:: Task input ::
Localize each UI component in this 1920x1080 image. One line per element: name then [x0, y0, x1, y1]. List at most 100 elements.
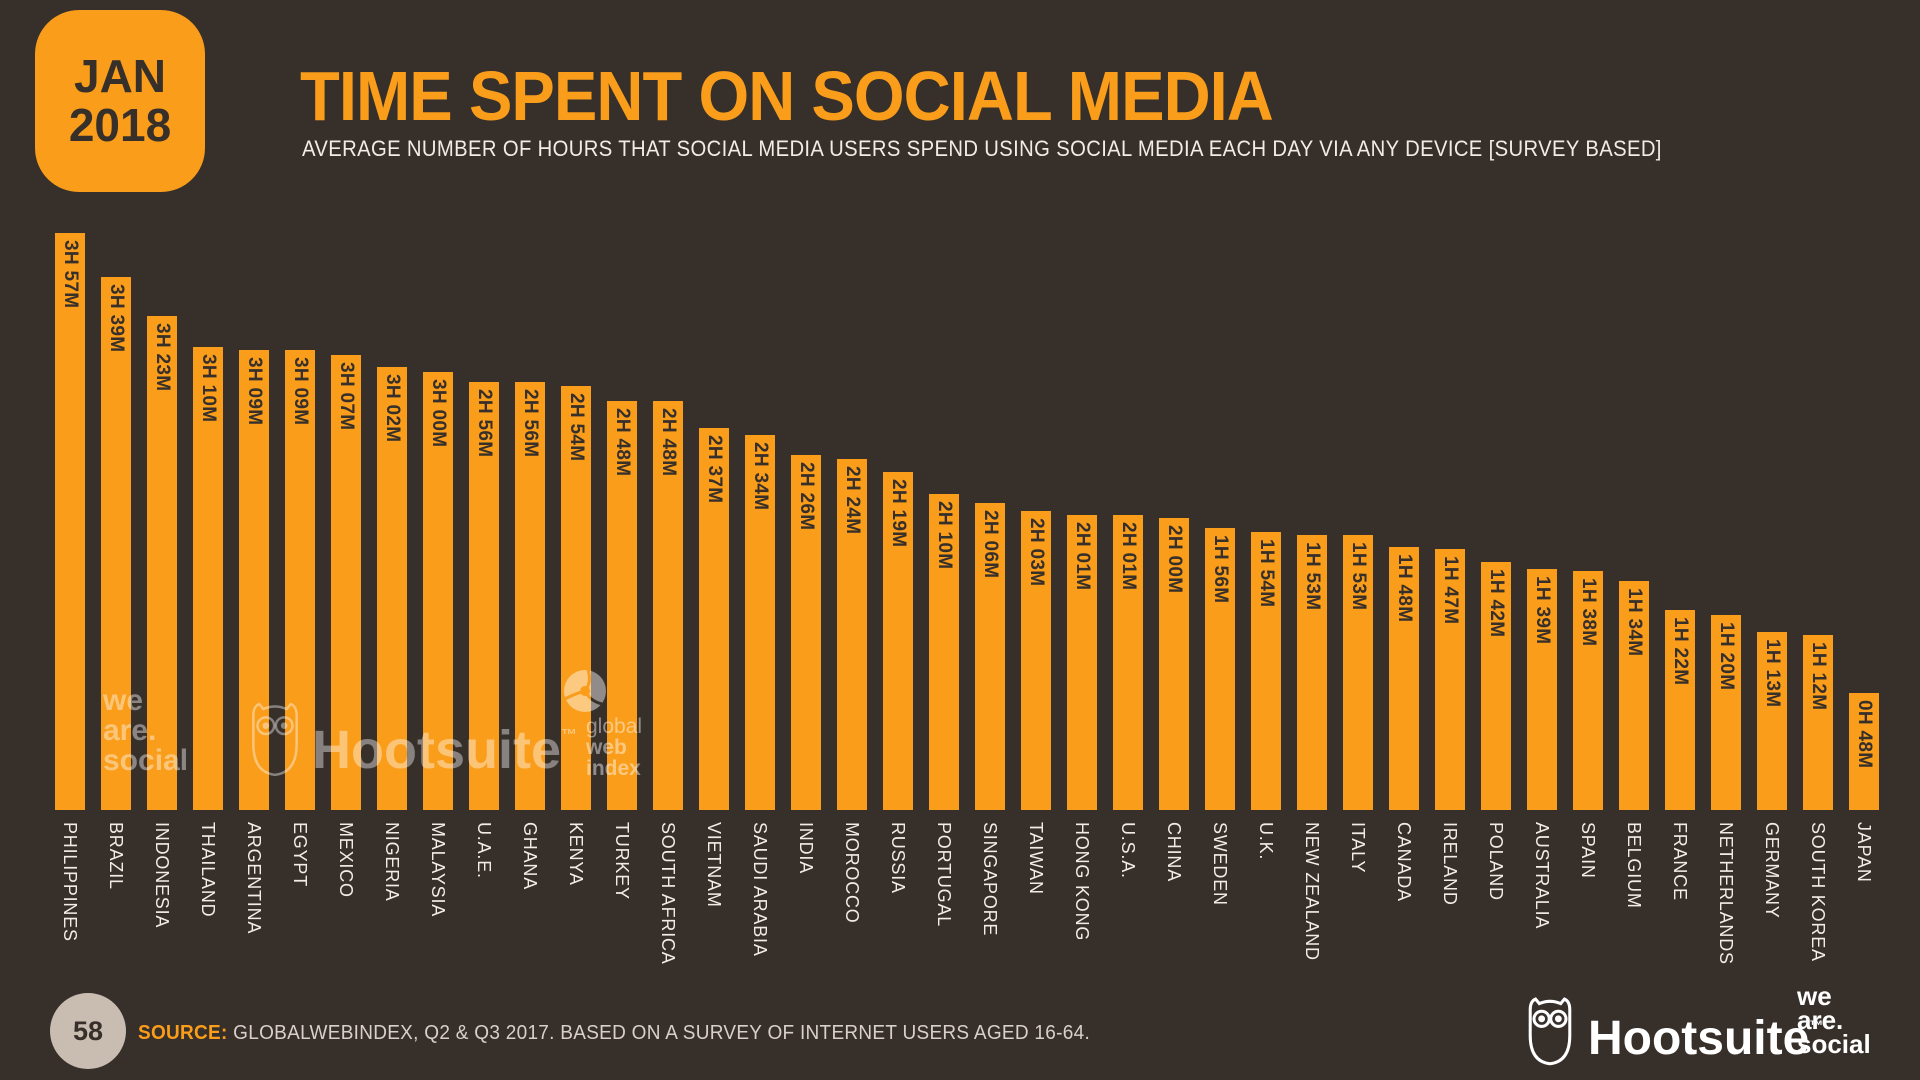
bar-value-label: 3H 09M	[244, 357, 265, 426]
bar: 1H 47M	[1435, 549, 1465, 810]
wearesocial-watermark-line: we	[103, 684, 144, 717]
country-label: ARGENTINA	[244, 822, 264, 935]
country-label: TURKEY	[612, 822, 632, 900]
bar-value-label: 3H 23M	[152, 323, 173, 392]
country-label: THAILAND	[198, 822, 218, 918]
wearesocial-logo-line: social	[1797, 1029, 1871, 1059]
bar: 1H 48M	[1389, 547, 1419, 810]
country-label: GERMANY	[1762, 822, 1782, 919]
bar-value-label: 3H 07M	[336, 362, 357, 431]
wearesocial-logo-line: are.	[1797, 1005, 1844, 1035]
bar-value-label: 1H 53M	[1302, 542, 1323, 611]
bar-value-label: 2H 01M	[1072, 522, 1093, 591]
source-label: SOURCE:	[138, 1022, 228, 1044]
page-number: 58	[72, 1015, 104, 1046]
hootsuite-logo: Hootsuite™	[1588, 1000, 1823, 1064]
bar: 2H 56M	[515, 382, 545, 810]
country-label: INDONESIA	[152, 822, 172, 929]
bar: 3H 09M	[239, 350, 269, 810]
country-label: NIGERIA	[382, 822, 402, 902]
country-label: U.A.E.	[474, 822, 494, 879]
country-label: MALAYSIA	[428, 822, 448, 918]
hootsuite-watermark: Hootsuite™	[312, 708, 577, 778]
hootsuite-owl-icon	[1527, 996, 1573, 1066]
bar-value-label: 0H 48M	[1854, 700, 1875, 769]
country-label: PORTUGAL	[934, 822, 954, 928]
bar-value-label: 1H 47M	[1440, 556, 1461, 625]
country-label: SAUDI ARABIA	[750, 822, 770, 957]
bar: 3H 39M	[101, 277, 131, 810]
country-label: SWEDEN	[1210, 822, 1230, 906]
globalwebindex-line: global	[586, 715, 643, 738]
bar-value-label: 1H 48M	[1394, 554, 1415, 623]
bar: 2H 03M	[1021, 511, 1051, 810]
bar: 3H 02M	[377, 367, 407, 810]
country-label: AUSTRALIA	[1532, 822, 1552, 930]
country-label: GHANA	[520, 822, 540, 891]
country-label: SOUTH KOREA	[1808, 822, 1828, 962]
bar-value-label: 2H 00M	[1164, 525, 1185, 594]
bar: 1H 54M	[1251, 532, 1281, 810]
bar-value-label: 2H 03M	[1026, 518, 1047, 587]
bar: 2H 01M	[1113, 515, 1143, 810]
bar: 2H 34M	[745, 435, 775, 810]
bar-value-label: 1H 56M	[1210, 535, 1231, 604]
hootsuite-owl-icon	[250, 700, 300, 778]
bar: 2H 00M	[1159, 518, 1189, 810]
bar: 1H 56M	[1205, 528, 1235, 810]
bar-value-label: 1H 54M	[1256, 539, 1277, 608]
globalwebindex-watermark-text: global web index	[586, 716, 642, 779]
country-label: TAIWAN	[1026, 822, 1046, 895]
country-label: KENYA	[566, 822, 586, 886]
bar: 3H 10M	[193, 347, 223, 810]
bar: 2H 48M	[607, 401, 637, 810]
country-label: RUSSIA	[888, 822, 908, 894]
country-label: BELGIUM	[1624, 822, 1644, 909]
country-label: U.S.A.	[1118, 822, 1138, 879]
bar-value-label: 2H 06M	[980, 510, 1001, 579]
trademark-symbol: ™	[1809, 1017, 1824, 1033]
bar-value-label: 2H 48M	[658, 408, 679, 477]
page-number-badge: 58	[50, 993, 126, 1069]
hootsuite-logo-text: Hootsuite	[1588, 1012, 1810, 1065]
bar-value-label: 1H 22M	[1670, 617, 1691, 686]
bar-value-label: 2H 56M	[520, 389, 541, 458]
wearesocial-watermark: we are. social	[103, 686, 188, 776]
bar-value-label: 3H 09M	[290, 357, 311, 426]
bar-value-label: 2H 54M	[566, 393, 587, 462]
country-label: SPAIN	[1578, 822, 1598, 879]
country-label: CHINA	[1164, 822, 1184, 883]
bar: 1H 53M	[1297, 535, 1327, 810]
globalwebindex-line: web	[586, 736, 627, 759]
bar: 3H 09M	[285, 350, 315, 810]
country-label: FRANCE	[1670, 822, 1690, 901]
country-label: PHILIPPINES	[60, 822, 80, 942]
bar-value-label: 2H 01M	[1118, 522, 1139, 591]
country-label: VIETNAM	[704, 822, 724, 908]
country-label: HONG KONG	[1072, 822, 1092, 942]
bar: 1H 22M	[1665, 610, 1695, 810]
bar-value-label: 2H 26M	[796, 462, 817, 531]
bar-value-label: 2H 24M	[842, 466, 863, 535]
bar: 2H 06M	[975, 503, 1005, 810]
bar: 2H 54M	[561, 386, 591, 810]
country-label: EGYPT	[290, 822, 310, 888]
bar: 3H 00M	[423, 372, 453, 810]
bar: 1H 38M	[1573, 571, 1603, 810]
bar-value-label: 2H 19M	[888, 479, 909, 548]
bar-value-label: 2H 48M	[612, 408, 633, 477]
page-subtitle: AVERAGE NUMBER OF HOURS THAT SOCIAL MEDI…	[302, 136, 1662, 161]
bar-value-label: 1H 53M	[1348, 542, 1369, 611]
bar: 0H 48M	[1849, 693, 1879, 810]
badge-month: JAN	[73, 50, 167, 103]
wearesocial-watermark-line: are.	[103, 714, 157, 747]
wearesocial-watermark-line: social	[103, 744, 189, 777]
bar-value-label: 1H 12M	[1808, 642, 1829, 711]
bar-value-label: 1H 42M	[1486, 569, 1507, 638]
country-label: ITALY	[1348, 822, 1368, 874]
country-label: NEW ZEALAND	[1302, 822, 1322, 961]
bar: 1H 12M	[1803, 635, 1833, 810]
country-label: BRAZIL	[106, 822, 126, 890]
:::
== Problem details ==
Copy out everything from the line containing "357, 265, 426]" down to the line containing "1005, 1844, 1035]", reproducing each one precisely.

== Written answer ==
bar-value-label: 3H 09M	[244, 357, 265, 426]
bar: 1H 47M	[1435, 549, 1465, 810]
wearesocial-watermark-line: we	[103, 684, 144, 717]
country-label: ARGENTINA	[244, 822, 264, 935]
country-label: TURKEY	[612, 822, 632, 900]
bar-value-label: 3H 23M	[152, 323, 173, 392]
country-label: THAILAND	[198, 822, 218, 918]
wearesocial-logo-line: social	[1797, 1029, 1871, 1059]
bar: 1H 48M	[1389, 547, 1419, 810]
country-label: GERMANY	[1762, 822, 1782, 919]
bar-value-label: 3H 07M	[336, 362, 357, 431]
wearesocial-logo-line: are.	[1797, 1005, 1844, 1035]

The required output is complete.